== INPUT DATA ==

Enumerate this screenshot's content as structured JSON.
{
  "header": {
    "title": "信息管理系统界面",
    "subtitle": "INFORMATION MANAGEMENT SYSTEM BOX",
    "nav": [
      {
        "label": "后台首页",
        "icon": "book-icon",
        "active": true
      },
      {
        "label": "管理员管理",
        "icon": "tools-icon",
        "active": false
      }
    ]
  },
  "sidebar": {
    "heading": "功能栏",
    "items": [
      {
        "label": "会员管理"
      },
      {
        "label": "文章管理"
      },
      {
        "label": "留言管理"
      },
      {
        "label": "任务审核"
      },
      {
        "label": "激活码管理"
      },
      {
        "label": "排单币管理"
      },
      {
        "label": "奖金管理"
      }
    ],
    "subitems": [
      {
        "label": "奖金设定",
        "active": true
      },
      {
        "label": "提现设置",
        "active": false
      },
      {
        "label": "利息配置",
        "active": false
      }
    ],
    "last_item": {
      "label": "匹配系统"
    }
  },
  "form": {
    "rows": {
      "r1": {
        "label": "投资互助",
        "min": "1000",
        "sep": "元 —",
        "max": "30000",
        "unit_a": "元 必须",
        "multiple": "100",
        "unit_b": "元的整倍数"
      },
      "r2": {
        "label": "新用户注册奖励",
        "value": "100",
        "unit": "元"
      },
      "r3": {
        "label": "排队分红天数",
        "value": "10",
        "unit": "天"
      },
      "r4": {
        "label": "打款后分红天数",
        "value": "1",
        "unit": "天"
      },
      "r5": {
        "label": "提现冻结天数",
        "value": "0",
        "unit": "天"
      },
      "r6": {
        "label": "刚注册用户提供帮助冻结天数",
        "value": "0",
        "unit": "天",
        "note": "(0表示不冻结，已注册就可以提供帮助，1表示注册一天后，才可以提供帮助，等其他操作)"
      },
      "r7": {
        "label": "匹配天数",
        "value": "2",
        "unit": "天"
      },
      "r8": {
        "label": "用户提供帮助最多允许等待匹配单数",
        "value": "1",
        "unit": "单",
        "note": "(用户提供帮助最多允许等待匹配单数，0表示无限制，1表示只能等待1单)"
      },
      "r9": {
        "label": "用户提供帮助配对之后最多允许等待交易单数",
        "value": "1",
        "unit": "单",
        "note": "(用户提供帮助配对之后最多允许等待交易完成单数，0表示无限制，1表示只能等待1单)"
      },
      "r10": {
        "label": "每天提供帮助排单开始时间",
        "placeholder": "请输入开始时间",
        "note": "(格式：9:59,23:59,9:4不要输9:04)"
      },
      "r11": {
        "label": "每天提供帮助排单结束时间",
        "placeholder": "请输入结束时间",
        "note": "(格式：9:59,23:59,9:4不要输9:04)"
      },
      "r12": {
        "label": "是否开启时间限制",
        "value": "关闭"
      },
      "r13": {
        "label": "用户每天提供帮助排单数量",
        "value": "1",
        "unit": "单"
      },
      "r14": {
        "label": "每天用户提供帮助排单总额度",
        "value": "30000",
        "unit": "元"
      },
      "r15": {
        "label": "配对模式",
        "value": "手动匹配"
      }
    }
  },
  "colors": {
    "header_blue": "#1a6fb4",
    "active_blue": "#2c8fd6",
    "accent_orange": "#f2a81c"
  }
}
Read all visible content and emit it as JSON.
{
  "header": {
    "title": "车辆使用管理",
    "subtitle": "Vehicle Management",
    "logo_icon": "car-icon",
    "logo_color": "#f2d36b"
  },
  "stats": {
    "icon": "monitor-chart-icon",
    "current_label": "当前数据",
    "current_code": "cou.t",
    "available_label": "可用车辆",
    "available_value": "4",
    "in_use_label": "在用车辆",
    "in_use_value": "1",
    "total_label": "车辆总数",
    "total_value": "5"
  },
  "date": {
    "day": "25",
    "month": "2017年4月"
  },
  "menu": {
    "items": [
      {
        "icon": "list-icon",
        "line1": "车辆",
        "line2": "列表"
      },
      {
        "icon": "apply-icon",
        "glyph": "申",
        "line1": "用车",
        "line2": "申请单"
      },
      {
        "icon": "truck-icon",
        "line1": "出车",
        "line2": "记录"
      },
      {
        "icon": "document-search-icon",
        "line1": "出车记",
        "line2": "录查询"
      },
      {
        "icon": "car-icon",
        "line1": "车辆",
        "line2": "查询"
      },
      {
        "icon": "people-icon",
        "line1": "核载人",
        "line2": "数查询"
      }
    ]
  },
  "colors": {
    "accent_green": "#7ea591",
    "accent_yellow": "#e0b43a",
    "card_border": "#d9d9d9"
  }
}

== WHAT TO PRODUCE ==
Pull every line containing the word "JSON" out of the material.

== SOLUTION TO THE PROBLEM ==
Enumerate this screenshot's content as structured JSON.
Read all visible content and emit it as JSON.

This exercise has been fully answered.